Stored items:
## Start
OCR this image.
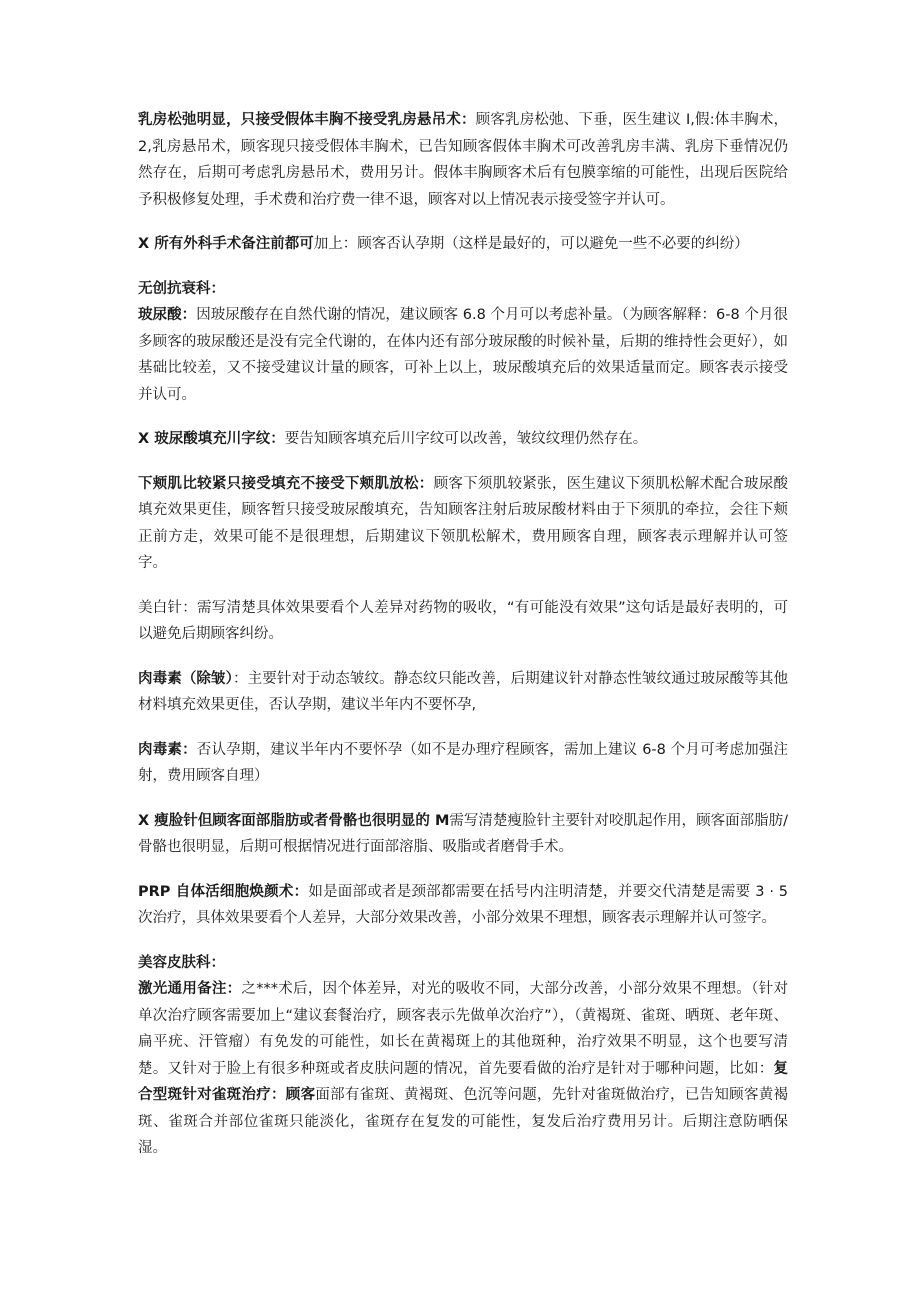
乳房松弛明显，只接受假体丰胸不接受乳房悬吊术：顾客乳房松弛、下垂，医生建议 I,假:体丰胸术，2,乳房悬吊术，顾客现只接受假体丰胸术，已告知顾客假体丰胸术可改善乳房丰满、乳房下垂情况仍然存在，后期可考虑乳房悬吊术，费用另计。假体丰胸顾客术后有包膜挛缩的可能性，出现后医院给予积极修复处理，手术费和治疗费一律不退，顾客对以上情况表示接受签字并认可。

X 所有外科手术备注前都可加上：顾客否认孕期（这样是最好的，可以避免一些不必要的纠纷）

无创抗衰科：

玻尿酸：因玻尿酸存在自然代谢的情况，建议顾客 6.8 个月可以考虑补量。（为顾客解释：6-8 个月很多顾客的玻尿酸还是没有完全代谢的，在体内还有部分玻尿酸的时候补量，后期的维持性会更好），如基础比较差，又不接受建议计量的顾客，可补上以上，玻尿酸填充后的效果适量而定。顾客表示接受并认可。

X 玻尿酸填充川字纹：要告知顾客填充后川字纹可以改善，皱纹纹理仍然存在。

下颊肌比较紧只接受填充不接受下颊肌放松：顾客下须肌较紧张，医生建议下须肌松解术配合玻尿酸填充效果更佳，顾客暂只接受玻尿酸填充，告知顾客注射后玻尿酸材料由于下须肌的牵拉，会往下颊正前方走，效果可能不是很理想，后期建议下领肌松解术，费用顾客自理，顾客表示理解并认可签字。

美白针：需写清楚具体效果要看个人差异对药物的吸收，“有可能没有效果”这句话是最好表明的，可以避免后期顾客纠纷。

肉毒素（除皱）：主要针对于动态皱纹。静态纹只能改善，后期建议针对静态性皱纹通过玻尿酸等其他材料填充效果更佳，否认孕期，建议半年内不要怀孕,

肉毒素：否认孕期，建议半年内不要怀孕（如不是办理疗程顾客，需加上建议 6-8 个月可考虑加强注射，费用顾客自理）

X 瘦脸针但顾客面部脂肪或者骨骼也很明显的 M需写清楚瘦脸针主要针对咬肌起作用，顾客面部脂肪/骨骼也很明显，后期可根据情况进行面部溶脂、吸脂或者磨骨手术。

PRP 自体活细胞焕颜术：如是面部或者是颈部都需要在括号内注明清楚，并要交代清楚是需要 3 · 5 次治疗，具体效果要看个人差异，大部分效果改善，小部分效果不理想，顾客表示理解并认可签字。

美容皮肤科：

激光通用备注：之***术后，因个体差异，对光的吸收不同，大部分改善，小部分效果不理想。（针对单次治疗顾客需要加上“建议套餐治疗，顾客表示先做单次治疗”），（黄褐斑、雀斑、晒斑、老年斑、扁平疣、汗管瘤）有免发的可能性，如长在黄褐斑上的其他斑种，治疗效果不明显，这个也要写清楚。又针对于脸上有很多种斑或者皮肤问题的情况，首先要看做的治疗是针对于哪种问题，比如：复合型斑针对雀斑治疗：顾客面部有雀斑、黄褐斑、色沉等问题，先针对雀斑做治疗，已告知顾客黄褐斑、雀斑合并部位雀斑只能淡化，雀斑存在复发的可能性，复发后治疗费用另计。后期注意防晒保湿。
## End
-- TASK DETAILS --
Transcribe every record above exactly, leaving out the pictures.

-- TASK RESULT --
OCR this image.
乳房松弛明显，只接受假体丰胸不接受乳房悬吊术：顾客乳房松弛、下垂，医生建议 I,假:体丰胸术，2,乳房悬吊术，顾客现只接受假体丰胸术，已告知顾客假体丰胸术可改善乳房丰满、乳房下垂情况仍然存在，后期可考虑乳房悬吊术，费用另计。假体丰胸顾客术后有包膜挛缩的可能性，出现后医院给予积极修复处理，手术费和治疗费一律不退，顾客对以上情况表示接受签字并认可。

X 所有外科手术备注前都可加上：顾客否认孕期（这样是最好的，可以避免一些不必要的纠纷）

无创抗衰科：

玻尿酸：因玻尿酸存在自然代谢的情况，建议顾客 6.8 个月可以考虑补量。（为顾客解释：6-8 个月很多顾客的玻尿酸还是没有完全代谢的，在体内还有部分玻尿酸的时候补量，后期的维持性会更好），如基础比较差，又不接受建议计量的顾客，可补上以上，玻尿酸填充后的效果适量而定。顾客表示接受并认可。

X 玻尿酸填充川字纹：要告知顾客填充后川字纹可以改善，皱纹纹理仍然存在。

下颊肌比较紧只接受填充不接受下颊肌放松：顾客下须肌较紧张，医生建议下须肌松解术配合玻尿酸填充效果更佳，顾客暂只接受玻尿酸填充，告知顾客注射后玻尿酸材料由于下须肌的牵拉，会往下颊正前方走，效果可能不是很理想，后期建议下领肌松解术，费用顾客自理，顾客表示理解并认可签字。

美白针：需写清楚具体效果要看个人差异对药物的吸收，“有可能没有效果”这句话是最好表明的，可以避免后期顾客纠纷。

肉毒素（除皱）：主要针对于动态皱纹。静态纹只能改善，后期建议针对静态性皱纹通过玻尿酸等其他材料填充效果更佳，否认孕期，建议半年内不要怀孕,

肉毒素：否认孕期，建议半年内不要怀孕（如不是办理疗程顾客，需加上建议 6-8 个月可考虑加强注射，费用顾客自理）

X 瘦脸针但顾客面部脂肪或者骨骼也很明显的 M需写清楚瘦脸针主要针对咬肌起作用，顾客面部脂肪/骨骼也很明显，后期可根据情况进行面部溶脂、吸脂或者磨骨手术。

PRP 自体活细胞焕颜术：如是面部或者是颈部都需要在括号内注明清楚，并要交代清楚是需要 3 · 5 次治疗，具体效果要看个人差异，大部分效果改善，小部分效果不理想，顾客表示理解并认可签字。

美容皮肤科：

激光通用备注：之***术后，因个体差异，对光的吸收不同，大部分改善，小部分效果不理想。（针对单次治疗顾客需要加上“建议套餐治疗，顾客表示先做单次治疗”），（黄褐斑、雀斑、晒斑、老年斑、扁平疣、汗管瘤）有免发的可能性，如长在黄褐斑上的其他斑种，治疗效果不明显，这个也要写清楚。又针对于脸上有很多种斑或者皮肤问题的情况，首先要看做的治疗是针对于哪种问题，比如：复合型斑针对雀斑治疗：顾客面部有雀斑、黄褐斑、色沉等问题，先针对雀斑做治疗，已告知顾客黄褐斑、雀斑合并部位雀斑只能淡化，雀斑存在复发的可能性，复发后治疗费用另计。后期注意防晒保湿。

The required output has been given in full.